### What to work on
Write out every record below exactly as it appears.

### Information shown
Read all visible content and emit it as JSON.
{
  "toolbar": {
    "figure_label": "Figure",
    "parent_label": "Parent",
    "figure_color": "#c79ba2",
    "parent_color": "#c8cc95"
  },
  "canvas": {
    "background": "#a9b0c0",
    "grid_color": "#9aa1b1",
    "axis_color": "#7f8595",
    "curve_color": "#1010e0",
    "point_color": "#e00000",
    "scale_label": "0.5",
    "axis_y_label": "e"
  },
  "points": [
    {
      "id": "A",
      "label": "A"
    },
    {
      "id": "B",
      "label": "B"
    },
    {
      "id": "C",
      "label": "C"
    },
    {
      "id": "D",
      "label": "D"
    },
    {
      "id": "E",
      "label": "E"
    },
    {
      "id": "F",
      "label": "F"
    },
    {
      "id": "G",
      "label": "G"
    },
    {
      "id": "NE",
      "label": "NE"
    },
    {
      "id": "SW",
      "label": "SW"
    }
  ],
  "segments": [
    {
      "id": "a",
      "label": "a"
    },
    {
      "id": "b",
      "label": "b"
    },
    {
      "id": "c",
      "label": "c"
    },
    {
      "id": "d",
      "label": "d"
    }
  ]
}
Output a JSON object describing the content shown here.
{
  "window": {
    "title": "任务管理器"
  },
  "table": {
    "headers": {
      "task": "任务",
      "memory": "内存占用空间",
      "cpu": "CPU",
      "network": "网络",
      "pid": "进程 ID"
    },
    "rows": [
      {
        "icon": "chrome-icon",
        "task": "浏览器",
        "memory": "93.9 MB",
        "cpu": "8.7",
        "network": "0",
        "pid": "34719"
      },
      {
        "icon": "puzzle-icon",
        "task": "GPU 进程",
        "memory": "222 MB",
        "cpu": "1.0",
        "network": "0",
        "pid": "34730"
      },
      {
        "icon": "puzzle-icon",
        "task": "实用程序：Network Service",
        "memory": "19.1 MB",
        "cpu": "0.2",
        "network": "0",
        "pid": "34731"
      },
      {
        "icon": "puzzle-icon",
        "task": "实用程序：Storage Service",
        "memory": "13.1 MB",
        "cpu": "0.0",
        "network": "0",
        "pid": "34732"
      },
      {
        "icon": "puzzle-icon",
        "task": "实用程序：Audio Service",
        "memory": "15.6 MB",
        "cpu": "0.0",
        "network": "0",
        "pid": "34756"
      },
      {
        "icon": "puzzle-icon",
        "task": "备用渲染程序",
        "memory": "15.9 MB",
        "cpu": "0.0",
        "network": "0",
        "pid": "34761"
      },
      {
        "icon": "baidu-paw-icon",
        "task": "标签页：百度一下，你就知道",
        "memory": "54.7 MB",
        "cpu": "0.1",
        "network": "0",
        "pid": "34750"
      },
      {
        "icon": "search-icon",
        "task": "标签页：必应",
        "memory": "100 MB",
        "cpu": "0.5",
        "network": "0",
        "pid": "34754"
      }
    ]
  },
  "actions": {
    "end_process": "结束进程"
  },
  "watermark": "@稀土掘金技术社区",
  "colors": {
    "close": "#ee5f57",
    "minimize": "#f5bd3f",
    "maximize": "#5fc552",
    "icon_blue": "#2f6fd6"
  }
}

### Exercise response
Read all visible content and emit it as JSON.
{
  "toolbar": {
    "figure_label": "Figure",
    "parent_label": "Parent",
    "figure_color": "#c79ba2",
    "parent_color": "#c8cc95"
  },
  "canvas": {
    "background": "#a9b0c0",
    "grid_color": "#9aa1b1",
    "axis_color": "#7f8595",
    "curve_color": "#1010e0",
    "point_color": "#e00000",
    "scale_label": "0.5",
    "axis_y_label": "e"
  },
  "points": [
    {
      "id": "A",
      "label": "A"
    },
    {
      "id": "B",
      "label": "B"
    },
    {
      "id": "C",
      "label": "C"
    },
    {
      "id": "D",
      "label": "D"
    },
    {
      "id": "E",
      "label": "E"
    },
    {
      "id": "F",
      "label": "F"
    },
    {
      "id": "G",
      "label": "G"
    },
    {
      "id": "NE",
      "label": "NE"
    },
    {
      "id": "SW",
      "label": "SW"
    }
  ],
  "segments": [
    {
      "id": "a",
      "label": "a"
    },
    {
      "id": "b",
      "label": "b"
    },
    {
      "id": "c",
      "label": "c"
    },
    {
      "id": "d",
      "label": "d"
    }
  ]
}
Output a JSON object describing the content shown here.
{
  "window": {
    "title": "任务管理器"
  },
  "table": {
    "headers": {
      "task": "任务",
      "memory": "内存占用空间",
      "cpu": "CPU",
      "network": "网络",
      "pid": "进程 ID"
    },
    "rows": [
      {
        "icon": "chrome-icon",
        "task": "浏览器",
        "memory": "93.9 MB",
        "cpu": "8.7",
        "network": "0",
        "pid": "34719"
      },
      {
        "icon": "puzzle-icon",
        "task": "GPU 进程",
        "memory": "222 MB",
        "cpu": "1.0",
        "network": "0",
        "pid": "34730"
      },
      {
        "icon": "puzzle-icon",
        "task": "实用程序：Network Service",
        "memory": "19.1 MB",
        "cpu": "0.2",
        "network": "0",
        "pid": "34731"
      },
      {
        "icon": "puzzle-icon",
        "task": "实用程序：Storage Service",
        "memory": "13.1 MB",
        "cpu": "0.0",
        "network": "0",
        "pid": "34732"
      },
      {
        "icon": "puzzle-icon",
        "task": "实用程序：Audio Service",
        "memory": "15.6 MB",
        "cpu": "0.0",
        "network": "0",
        "pid": "34756"
      },
      {
        "icon": "puzzle-icon",
        "task": "备用渲染程序",
        "memory": "15.9 MB",
        "cpu": "0.0",
        "network": "0",
        "pid": "34761"
      },
      {
        "icon": "baidu-paw-icon",
        "task": "标签页：百度一下，你就知道",
        "memory": "54.7 MB",
        "cpu": "0.1",
        "network": "0",
        "pid": "34750"
      },
      {
        "icon": "search-icon",
        "task": "标签页：必应",
        "memory": "100 MB",
        "cpu": "0.5",
        "network": "0",
        "pid": "34754"
      }
    ]
  },
  "actions": {
    "end_process": "结束进程"
  },
  "watermark": "@稀土掘金技术社区",
  "colors": {
    "close": "#ee5f57",
    "minimize": "#f5bd3f",
    "maximize": "#5fc552",
    "icon_blue": "#2f6fd6"
  }
}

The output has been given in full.